▶ _文書の抜粋_:
• • • • •
皆様、こんにちは。
今月のラボ便りは、
「卵子の透明帯」についてお話し致します。
「透明体」← 写真で赤の矢印

透明帯とは、
卵子の周りにある、厚みがおよそ15~25μm程の薄い膜(写真の矢印)のことを言います。
受精卵(胚)は、
受精してから5~6日目にこの透明帯を破り、子宮内膜に着床し、妊娠に至ります。
透明帯には、主に二つの役割があります。
一つ目は、多精子受精を防ぐ役割です。
多精子受精とは、1個の卵子に2個以上の精子が入り、受精してしまうことです。
このような状態は異常受精であり、胚の成長は途中で止まってしまいます。
これを防ぐためのシステムが、卵子には元々備わっています。
• • • • •
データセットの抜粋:
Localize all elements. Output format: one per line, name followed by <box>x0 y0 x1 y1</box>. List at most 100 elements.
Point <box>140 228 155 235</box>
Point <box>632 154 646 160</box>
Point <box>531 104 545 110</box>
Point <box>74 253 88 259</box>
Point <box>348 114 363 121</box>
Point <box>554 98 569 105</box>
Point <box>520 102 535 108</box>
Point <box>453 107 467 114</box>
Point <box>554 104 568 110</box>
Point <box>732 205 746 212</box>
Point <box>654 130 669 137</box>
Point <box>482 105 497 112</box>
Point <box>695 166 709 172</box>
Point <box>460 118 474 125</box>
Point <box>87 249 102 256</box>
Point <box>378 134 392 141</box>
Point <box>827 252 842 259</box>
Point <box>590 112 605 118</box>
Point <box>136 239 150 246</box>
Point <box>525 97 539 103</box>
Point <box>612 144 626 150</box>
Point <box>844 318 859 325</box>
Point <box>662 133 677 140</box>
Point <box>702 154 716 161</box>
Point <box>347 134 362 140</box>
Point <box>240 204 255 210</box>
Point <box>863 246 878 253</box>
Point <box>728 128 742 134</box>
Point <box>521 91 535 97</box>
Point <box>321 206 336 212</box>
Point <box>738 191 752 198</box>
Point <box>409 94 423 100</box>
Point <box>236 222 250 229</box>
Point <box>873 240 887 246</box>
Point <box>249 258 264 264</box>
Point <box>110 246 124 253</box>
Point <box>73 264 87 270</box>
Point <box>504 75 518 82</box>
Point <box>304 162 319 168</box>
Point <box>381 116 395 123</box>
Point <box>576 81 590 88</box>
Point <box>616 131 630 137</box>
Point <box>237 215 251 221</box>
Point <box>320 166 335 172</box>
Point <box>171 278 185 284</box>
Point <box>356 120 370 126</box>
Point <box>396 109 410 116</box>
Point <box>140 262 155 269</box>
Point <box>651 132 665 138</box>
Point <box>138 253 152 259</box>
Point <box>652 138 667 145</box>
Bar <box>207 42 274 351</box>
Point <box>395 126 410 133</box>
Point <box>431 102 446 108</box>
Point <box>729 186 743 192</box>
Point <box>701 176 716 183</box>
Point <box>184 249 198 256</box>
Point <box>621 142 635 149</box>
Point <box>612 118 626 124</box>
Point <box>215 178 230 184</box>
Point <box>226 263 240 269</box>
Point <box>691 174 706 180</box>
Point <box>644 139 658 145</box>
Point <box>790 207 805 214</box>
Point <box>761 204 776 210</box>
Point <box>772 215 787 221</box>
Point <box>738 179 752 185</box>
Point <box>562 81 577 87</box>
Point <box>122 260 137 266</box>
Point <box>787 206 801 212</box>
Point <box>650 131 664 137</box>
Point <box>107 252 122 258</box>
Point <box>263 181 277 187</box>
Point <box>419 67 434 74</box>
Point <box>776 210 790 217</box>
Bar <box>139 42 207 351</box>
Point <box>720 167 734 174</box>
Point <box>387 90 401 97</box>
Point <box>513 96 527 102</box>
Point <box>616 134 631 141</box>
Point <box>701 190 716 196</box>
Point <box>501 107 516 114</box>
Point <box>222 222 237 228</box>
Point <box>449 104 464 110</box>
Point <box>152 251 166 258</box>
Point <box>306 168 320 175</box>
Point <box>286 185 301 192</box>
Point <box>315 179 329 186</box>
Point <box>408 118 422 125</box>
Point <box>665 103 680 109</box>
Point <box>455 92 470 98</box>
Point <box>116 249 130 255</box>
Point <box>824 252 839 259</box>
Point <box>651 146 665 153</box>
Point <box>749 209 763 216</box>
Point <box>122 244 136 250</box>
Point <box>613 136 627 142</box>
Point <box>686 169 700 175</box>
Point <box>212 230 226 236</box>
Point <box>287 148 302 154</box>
• • • • •
▶ _やること_:
1 > 透明帯についての文章では、透明帯の厚みはどれくらいとされているか。
2 > 次の(a)~(c)が透明帯についての文章の内容と合うかどうか、それぞれ「はい」か「いいえ」で答え、決め手となる本文の語句をそのまま引用してください。
(a) 受精卵は受精してから5~6日目に透明帯を破る。
(b) 多精子受精は正常な受精である。
(c) 透明帯には主に三つの役割がある。
3 > 透明帯についての文章を、最後の文の次から書き継ぐこと。

▶ _項目別の解答_:
1 > およそ15~25μm程です。

2 >
(a) はい。「受精してから5~6日目にこの透明帯を破り」
(b) いいえ。「このような状態は異常受精であり」
(c) いいえ。「透明帯には、主に二つの役割があります。」

3 >
精子が卵子の中に侵入すると、
卵子から表層粒という物質が分泌され、
透明帯は硬くなり他の精子が侵入しようとするのを防御します。
二つ目は、胚を保護する役割です。
胚は分裂を繰り返して2細胞、4細胞、、、と細胞数を徐々に増やしていきますが、
分裂を開始した直後の胚の細胞同士は結合が弱く、
透明帯のような覆う膜がなければ細胞同士がバラバラになってしまいます。
また、
胚は母体からすると半分は自分とは異なる遺伝子情報をもつ異物であるとも言えます。
ですので、
母体に存在する免疫細胞により攻撃を受け、着床にまで至れない恐れもあります。
そうした問題を防ぐために、透明帯は細胞を保護しています。
しかし、
凍結した胚は、融解後に透明帯が硬くなってしまうとも言われています。
すると、
細胞は透明帯を破りにくくなり、着床できる状態へ進み辛くなってしまいます。
ですので、当院では、
融解後の胚の透明帯に切れ込みを入れるアシステットハッチングという
胚の成長を手助けする処置を行ってから移植しています。
それが、
妊娠率をアップするひとつの手技ともなります。